_EXERCISE DETAILS_.
Reproduce the data verbatim, from the first line through the line that contains "weeks-container: 1Sunrise: 7:38", with both of those lines included.

* Begin *

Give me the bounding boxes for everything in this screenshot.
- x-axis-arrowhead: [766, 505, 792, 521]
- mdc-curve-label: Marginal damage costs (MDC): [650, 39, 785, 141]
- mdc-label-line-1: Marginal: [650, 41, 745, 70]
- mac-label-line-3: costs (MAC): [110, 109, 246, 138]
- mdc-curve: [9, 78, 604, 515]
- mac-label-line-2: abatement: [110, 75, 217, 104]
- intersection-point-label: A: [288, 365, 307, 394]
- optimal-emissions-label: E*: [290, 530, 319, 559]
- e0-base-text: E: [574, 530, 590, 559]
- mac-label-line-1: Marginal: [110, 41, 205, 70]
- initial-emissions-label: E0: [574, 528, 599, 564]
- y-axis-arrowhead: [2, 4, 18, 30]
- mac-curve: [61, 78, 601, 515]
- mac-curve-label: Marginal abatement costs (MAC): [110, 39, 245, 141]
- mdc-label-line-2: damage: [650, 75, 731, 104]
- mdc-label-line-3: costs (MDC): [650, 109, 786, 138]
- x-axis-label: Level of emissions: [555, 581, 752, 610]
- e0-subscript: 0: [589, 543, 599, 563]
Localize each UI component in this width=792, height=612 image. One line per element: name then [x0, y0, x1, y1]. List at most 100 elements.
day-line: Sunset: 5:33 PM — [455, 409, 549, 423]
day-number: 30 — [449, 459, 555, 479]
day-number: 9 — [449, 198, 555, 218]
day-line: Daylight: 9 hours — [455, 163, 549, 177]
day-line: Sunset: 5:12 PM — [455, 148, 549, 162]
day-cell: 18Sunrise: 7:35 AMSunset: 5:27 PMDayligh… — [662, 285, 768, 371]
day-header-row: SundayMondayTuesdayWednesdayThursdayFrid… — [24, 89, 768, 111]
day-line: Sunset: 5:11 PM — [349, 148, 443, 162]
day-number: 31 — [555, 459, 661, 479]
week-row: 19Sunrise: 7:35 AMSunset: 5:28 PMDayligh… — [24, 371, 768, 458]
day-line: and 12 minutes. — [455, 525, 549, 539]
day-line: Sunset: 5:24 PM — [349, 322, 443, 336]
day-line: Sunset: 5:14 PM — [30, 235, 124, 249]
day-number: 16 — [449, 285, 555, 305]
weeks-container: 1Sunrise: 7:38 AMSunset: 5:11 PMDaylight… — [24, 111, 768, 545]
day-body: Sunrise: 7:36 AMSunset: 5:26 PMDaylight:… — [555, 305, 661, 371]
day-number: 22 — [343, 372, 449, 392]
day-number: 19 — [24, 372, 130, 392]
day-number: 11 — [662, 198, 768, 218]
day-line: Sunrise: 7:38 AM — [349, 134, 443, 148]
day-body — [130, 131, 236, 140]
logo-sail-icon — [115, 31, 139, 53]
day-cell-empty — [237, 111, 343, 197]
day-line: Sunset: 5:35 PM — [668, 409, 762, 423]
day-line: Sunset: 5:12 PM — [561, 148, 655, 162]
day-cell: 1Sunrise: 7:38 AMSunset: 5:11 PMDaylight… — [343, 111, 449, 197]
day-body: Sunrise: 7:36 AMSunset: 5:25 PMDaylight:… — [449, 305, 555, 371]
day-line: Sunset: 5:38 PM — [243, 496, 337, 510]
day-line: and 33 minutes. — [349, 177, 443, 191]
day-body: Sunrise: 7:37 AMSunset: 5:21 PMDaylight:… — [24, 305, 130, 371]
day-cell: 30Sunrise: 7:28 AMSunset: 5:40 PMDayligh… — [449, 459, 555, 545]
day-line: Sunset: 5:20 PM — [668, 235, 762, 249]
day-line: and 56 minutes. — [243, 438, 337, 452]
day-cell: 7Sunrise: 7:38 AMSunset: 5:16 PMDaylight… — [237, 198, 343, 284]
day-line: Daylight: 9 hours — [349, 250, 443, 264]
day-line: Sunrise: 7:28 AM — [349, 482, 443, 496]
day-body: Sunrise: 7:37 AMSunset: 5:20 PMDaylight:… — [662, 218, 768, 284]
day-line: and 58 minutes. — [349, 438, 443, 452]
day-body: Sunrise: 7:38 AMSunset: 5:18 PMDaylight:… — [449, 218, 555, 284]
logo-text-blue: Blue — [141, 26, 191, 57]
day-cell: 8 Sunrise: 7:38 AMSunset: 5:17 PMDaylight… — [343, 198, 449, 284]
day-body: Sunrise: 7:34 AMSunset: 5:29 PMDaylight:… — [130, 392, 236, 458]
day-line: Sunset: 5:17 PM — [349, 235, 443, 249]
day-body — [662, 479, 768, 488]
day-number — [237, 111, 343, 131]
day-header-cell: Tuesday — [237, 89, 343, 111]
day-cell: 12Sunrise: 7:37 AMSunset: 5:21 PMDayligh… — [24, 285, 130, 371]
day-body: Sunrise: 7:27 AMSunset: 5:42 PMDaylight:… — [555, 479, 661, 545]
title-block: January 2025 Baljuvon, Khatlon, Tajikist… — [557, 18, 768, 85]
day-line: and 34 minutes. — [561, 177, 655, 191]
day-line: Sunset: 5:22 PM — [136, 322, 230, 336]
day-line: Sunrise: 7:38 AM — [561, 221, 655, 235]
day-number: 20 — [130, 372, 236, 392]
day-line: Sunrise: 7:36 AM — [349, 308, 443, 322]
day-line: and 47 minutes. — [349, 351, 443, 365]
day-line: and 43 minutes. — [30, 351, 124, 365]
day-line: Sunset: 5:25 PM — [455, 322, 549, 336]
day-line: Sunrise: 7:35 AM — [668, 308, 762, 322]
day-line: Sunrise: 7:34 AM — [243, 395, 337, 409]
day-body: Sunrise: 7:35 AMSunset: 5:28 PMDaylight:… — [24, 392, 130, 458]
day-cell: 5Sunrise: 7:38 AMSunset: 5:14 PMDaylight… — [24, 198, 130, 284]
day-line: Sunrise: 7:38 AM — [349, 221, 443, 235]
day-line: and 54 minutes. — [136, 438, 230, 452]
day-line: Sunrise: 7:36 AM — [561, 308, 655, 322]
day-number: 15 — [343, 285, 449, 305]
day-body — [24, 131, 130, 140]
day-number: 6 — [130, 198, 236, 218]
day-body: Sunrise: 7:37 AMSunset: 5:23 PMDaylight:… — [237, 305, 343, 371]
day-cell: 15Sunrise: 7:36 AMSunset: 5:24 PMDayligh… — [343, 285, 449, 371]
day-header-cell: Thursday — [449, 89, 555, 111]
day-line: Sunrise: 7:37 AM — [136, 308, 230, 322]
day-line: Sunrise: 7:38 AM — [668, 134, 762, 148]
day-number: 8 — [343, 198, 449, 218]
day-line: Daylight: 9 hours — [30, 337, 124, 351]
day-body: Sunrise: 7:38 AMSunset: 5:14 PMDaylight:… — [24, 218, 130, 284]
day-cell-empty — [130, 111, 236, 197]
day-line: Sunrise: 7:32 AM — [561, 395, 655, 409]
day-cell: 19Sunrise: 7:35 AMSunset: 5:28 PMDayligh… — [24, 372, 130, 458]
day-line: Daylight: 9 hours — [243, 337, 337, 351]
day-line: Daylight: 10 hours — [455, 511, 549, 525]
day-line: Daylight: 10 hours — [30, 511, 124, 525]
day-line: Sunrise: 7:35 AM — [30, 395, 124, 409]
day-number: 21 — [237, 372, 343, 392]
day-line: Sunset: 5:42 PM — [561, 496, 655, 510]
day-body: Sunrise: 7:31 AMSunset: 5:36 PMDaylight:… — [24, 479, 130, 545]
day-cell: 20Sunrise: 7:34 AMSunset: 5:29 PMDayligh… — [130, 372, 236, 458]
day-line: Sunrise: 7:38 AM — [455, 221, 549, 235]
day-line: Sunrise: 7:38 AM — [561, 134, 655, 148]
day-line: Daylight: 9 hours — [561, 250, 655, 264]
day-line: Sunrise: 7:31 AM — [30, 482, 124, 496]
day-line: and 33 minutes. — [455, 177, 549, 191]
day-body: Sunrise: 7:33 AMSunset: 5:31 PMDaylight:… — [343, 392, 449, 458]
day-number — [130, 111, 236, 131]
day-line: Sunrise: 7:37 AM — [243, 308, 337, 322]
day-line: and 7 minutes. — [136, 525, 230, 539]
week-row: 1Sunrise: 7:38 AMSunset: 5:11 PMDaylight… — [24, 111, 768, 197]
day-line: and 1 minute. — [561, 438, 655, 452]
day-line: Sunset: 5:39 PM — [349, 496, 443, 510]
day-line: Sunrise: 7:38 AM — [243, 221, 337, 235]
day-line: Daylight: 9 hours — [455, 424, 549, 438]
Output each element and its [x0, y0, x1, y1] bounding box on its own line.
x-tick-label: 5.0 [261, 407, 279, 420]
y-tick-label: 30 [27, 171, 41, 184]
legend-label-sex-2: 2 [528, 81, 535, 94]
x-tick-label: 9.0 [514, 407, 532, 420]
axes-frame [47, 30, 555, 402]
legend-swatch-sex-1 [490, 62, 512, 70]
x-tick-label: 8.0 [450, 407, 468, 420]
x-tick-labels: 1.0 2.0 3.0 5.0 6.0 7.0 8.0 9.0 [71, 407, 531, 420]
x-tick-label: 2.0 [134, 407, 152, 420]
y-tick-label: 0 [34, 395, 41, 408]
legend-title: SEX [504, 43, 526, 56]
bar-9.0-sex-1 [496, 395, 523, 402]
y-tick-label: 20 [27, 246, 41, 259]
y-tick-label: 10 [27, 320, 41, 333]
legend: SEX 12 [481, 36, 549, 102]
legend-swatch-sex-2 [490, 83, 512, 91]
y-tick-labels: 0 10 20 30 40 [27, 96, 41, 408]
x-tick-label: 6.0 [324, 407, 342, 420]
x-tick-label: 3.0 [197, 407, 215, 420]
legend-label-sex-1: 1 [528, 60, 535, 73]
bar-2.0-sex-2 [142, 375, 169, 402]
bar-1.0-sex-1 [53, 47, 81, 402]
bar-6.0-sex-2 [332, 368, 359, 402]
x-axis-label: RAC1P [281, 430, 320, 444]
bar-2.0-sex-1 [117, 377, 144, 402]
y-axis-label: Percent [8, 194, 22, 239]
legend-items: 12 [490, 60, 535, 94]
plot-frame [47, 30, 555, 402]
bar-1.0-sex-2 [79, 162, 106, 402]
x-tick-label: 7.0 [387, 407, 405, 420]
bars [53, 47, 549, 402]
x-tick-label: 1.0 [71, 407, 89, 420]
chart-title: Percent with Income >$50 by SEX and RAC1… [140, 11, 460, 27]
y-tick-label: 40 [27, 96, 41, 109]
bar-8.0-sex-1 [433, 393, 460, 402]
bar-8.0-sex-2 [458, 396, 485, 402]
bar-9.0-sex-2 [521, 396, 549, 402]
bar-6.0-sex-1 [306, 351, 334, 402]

* End *

_WORKED ANSWER_.
Give me the bounding boxes for everything in this screenshot.
- x-axis-arrowhead: [766, 505, 792, 521]
- mdc-curve-label: Marginal damage costs (MDC): [650, 39, 785, 141]
- mdc-label-line-1: Marginal: [650, 41, 745, 70]
- mac-label-line-3: costs (MAC): [110, 109, 246, 138]
- mdc-curve: [9, 78, 604, 515]
- mac-label-line-2: abatement: [110, 75, 217, 104]
- intersection-point-label: A: [288, 365, 307, 394]
- optimal-emissions-label: E*: [290, 530, 319, 559]
- e0-base-text: E: [574, 530, 590, 559]
- mac-label-line-1: Marginal: [110, 41, 205, 70]
- initial-emissions-label: E0: [574, 528, 599, 564]
- y-axis-arrowhead: [2, 4, 18, 30]
- mac-curve: [61, 78, 601, 515]
- mac-curve-label: Marginal abatement costs (MAC): [110, 39, 245, 141]
- mdc-label-line-2: damage: [650, 75, 731, 104]
- mdc-label-line-3: costs (MDC): [650, 109, 786, 138]
- x-axis-label: Level of emissions: [555, 581, 752, 610]
- e0-subscript: 0: [589, 543, 599, 563]
Localize each UI component in this width=792, height=612 image. One line per element: name then [x0, y0, x1, y1]. List at most 100 elements.
day-line: Sunset: 5:33 PM — [455, 409, 549, 423]
day-number: 30 — [449, 459, 555, 479]
day-number: 9 — [449, 198, 555, 218]
day-line: Daylight: 9 hours — [455, 163, 549, 177]
day-line: Sunset: 5:12 PM — [455, 148, 549, 162]
day-cell: 18Sunrise: 7:35 AMSunset: 5:27 PMDayligh… — [662, 285, 768, 371]
day-header-row: SundayMondayTuesdayWednesdayThursdayFrid… — [24, 89, 768, 111]
day-line: Sunset: 5:11 PM — [349, 148, 443, 162]
day-number: 31 — [555, 459, 661, 479]
week-row: 19Sunrise: 7:35 AMSunset: 5:28 PMDayligh… — [24, 371, 768, 458]
day-line: and 12 minutes. — [455, 525, 549, 539]
day-line: Sunset: 5:24 PM — [349, 322, 443, 336]
day-line: Sunset: 5:14 PM — [30, 235, 124, 249]
day-number: 16 — [449, 285, 555, 305]
weeks-container: 1Sunrise: 7:38 AMSunset: 5:11 PMDaylight… — [24, 111, 768, 545]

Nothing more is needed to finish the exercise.